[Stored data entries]
━━━
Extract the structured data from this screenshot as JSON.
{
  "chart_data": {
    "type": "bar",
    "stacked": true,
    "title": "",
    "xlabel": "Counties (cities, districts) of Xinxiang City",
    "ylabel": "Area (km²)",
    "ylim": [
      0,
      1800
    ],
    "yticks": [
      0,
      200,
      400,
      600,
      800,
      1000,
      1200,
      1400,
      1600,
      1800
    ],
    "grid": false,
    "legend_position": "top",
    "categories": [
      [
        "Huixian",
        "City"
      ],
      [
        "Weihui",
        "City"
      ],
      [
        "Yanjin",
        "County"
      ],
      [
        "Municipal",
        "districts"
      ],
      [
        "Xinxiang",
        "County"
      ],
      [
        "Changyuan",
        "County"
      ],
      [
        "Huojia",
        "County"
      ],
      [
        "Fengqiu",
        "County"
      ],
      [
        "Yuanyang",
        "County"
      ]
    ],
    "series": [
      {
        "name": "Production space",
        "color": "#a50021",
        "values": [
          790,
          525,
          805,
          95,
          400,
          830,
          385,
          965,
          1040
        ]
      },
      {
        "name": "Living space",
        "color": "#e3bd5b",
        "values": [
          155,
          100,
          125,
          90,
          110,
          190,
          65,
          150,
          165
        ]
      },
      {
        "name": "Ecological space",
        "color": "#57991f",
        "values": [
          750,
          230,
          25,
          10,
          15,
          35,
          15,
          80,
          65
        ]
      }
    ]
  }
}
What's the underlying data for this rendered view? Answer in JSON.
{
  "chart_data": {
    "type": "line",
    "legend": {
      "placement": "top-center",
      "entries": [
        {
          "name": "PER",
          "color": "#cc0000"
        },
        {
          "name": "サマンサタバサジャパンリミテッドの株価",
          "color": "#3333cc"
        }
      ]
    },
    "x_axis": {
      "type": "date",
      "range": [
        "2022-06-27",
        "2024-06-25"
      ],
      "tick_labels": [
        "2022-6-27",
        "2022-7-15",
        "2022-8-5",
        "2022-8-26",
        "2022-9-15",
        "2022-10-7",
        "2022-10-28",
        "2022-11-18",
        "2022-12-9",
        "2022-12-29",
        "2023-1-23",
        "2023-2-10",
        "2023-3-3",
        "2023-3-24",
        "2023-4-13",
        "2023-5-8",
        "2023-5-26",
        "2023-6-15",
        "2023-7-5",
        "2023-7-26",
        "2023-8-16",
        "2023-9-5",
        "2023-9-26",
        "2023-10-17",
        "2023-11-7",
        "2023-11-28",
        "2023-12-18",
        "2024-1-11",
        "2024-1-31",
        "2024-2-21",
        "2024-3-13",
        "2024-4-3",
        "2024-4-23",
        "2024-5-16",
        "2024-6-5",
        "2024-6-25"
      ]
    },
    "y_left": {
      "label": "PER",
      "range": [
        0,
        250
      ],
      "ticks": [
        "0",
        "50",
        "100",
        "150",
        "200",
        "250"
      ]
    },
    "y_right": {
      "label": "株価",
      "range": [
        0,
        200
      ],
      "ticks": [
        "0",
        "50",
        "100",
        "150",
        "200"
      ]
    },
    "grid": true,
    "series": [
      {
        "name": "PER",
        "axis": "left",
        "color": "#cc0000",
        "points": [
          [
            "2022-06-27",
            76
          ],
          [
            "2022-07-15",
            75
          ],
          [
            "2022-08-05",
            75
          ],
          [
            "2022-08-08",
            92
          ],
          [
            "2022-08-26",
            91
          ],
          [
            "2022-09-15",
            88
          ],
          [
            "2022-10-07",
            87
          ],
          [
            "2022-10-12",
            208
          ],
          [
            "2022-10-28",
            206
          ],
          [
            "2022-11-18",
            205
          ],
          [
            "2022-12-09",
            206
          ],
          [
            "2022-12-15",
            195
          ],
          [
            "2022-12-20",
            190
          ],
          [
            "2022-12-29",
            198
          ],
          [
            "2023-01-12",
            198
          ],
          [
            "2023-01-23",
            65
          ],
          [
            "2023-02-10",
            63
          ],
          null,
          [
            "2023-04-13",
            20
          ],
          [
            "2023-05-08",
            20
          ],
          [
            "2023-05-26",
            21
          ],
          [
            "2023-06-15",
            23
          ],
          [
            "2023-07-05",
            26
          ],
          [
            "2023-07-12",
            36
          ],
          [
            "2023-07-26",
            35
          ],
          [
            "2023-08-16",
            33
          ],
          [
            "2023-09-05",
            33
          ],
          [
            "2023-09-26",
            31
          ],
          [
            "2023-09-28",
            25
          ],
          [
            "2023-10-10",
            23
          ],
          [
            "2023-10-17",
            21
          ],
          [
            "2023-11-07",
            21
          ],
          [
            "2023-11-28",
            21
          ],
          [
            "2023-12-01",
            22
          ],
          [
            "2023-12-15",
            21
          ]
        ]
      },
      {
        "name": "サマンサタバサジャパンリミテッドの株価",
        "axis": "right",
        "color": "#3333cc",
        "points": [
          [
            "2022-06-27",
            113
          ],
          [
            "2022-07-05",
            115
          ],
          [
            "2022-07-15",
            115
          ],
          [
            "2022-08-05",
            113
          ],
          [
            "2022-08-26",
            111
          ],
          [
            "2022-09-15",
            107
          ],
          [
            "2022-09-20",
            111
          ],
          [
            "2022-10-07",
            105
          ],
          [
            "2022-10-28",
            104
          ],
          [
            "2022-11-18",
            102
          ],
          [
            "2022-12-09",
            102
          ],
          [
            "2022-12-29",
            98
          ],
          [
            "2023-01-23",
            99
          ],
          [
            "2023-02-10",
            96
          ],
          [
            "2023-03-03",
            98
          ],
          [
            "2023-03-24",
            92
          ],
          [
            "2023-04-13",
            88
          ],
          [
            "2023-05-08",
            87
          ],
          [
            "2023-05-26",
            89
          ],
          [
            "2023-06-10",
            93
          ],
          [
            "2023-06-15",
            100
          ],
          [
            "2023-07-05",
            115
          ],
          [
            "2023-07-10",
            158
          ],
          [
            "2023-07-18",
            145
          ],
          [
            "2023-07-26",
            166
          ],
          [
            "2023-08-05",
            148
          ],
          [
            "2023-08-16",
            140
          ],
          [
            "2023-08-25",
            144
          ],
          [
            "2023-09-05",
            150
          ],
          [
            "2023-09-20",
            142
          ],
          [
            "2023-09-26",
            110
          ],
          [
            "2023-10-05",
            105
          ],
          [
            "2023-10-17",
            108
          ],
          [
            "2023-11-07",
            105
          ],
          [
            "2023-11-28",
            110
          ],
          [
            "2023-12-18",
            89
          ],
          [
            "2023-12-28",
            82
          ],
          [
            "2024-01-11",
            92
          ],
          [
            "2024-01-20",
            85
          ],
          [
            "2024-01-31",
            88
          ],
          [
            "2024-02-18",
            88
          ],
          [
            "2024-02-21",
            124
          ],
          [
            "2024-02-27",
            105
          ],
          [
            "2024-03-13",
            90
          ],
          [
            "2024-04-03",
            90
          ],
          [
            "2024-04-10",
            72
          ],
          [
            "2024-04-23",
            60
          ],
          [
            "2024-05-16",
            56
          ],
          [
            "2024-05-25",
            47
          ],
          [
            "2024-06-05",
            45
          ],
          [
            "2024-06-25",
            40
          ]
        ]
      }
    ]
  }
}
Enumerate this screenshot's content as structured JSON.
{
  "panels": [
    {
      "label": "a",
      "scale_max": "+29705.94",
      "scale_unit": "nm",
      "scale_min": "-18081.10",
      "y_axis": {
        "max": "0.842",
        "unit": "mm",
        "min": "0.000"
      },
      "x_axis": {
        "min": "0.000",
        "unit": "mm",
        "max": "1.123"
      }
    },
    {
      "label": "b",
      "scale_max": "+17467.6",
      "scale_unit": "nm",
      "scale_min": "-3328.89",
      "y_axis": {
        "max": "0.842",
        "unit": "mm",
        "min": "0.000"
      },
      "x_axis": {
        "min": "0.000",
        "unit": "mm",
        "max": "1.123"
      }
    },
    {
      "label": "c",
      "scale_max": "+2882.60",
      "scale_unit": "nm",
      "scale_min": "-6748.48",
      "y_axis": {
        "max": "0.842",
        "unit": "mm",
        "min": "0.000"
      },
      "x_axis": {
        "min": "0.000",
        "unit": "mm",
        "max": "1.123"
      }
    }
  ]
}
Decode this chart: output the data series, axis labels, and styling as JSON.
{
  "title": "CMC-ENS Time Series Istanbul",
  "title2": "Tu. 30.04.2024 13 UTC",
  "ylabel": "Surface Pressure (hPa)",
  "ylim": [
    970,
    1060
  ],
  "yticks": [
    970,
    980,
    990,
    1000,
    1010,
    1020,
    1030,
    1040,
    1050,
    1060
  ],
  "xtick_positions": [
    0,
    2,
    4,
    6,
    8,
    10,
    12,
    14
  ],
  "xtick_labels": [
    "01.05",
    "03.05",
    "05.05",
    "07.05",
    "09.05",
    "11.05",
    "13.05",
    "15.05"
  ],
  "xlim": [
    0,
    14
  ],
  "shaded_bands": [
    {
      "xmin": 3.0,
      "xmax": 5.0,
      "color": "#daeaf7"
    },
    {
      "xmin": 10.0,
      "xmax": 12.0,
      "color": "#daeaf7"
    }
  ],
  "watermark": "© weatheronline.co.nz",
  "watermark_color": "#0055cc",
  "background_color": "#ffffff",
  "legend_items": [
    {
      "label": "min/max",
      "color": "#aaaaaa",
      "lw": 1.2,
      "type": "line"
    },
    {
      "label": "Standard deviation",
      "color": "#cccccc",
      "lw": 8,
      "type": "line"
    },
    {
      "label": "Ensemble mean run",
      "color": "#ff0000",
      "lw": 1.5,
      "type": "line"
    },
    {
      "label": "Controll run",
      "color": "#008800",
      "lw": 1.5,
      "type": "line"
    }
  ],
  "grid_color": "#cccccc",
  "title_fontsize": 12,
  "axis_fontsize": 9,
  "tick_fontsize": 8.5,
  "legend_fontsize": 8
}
━━━
Given problem
Read the entries and pick out all lines that include the word "name".

Result of the task
        "name": "Production space",
        "name": "Living space",
        "name": "Ecological space",
          "name": "PER",
          "name": "サマンサタバサジャパンリミテッドの株価",
        "name": "PER",
        "name": "サマンサタバサジャパンリミテッドの株価",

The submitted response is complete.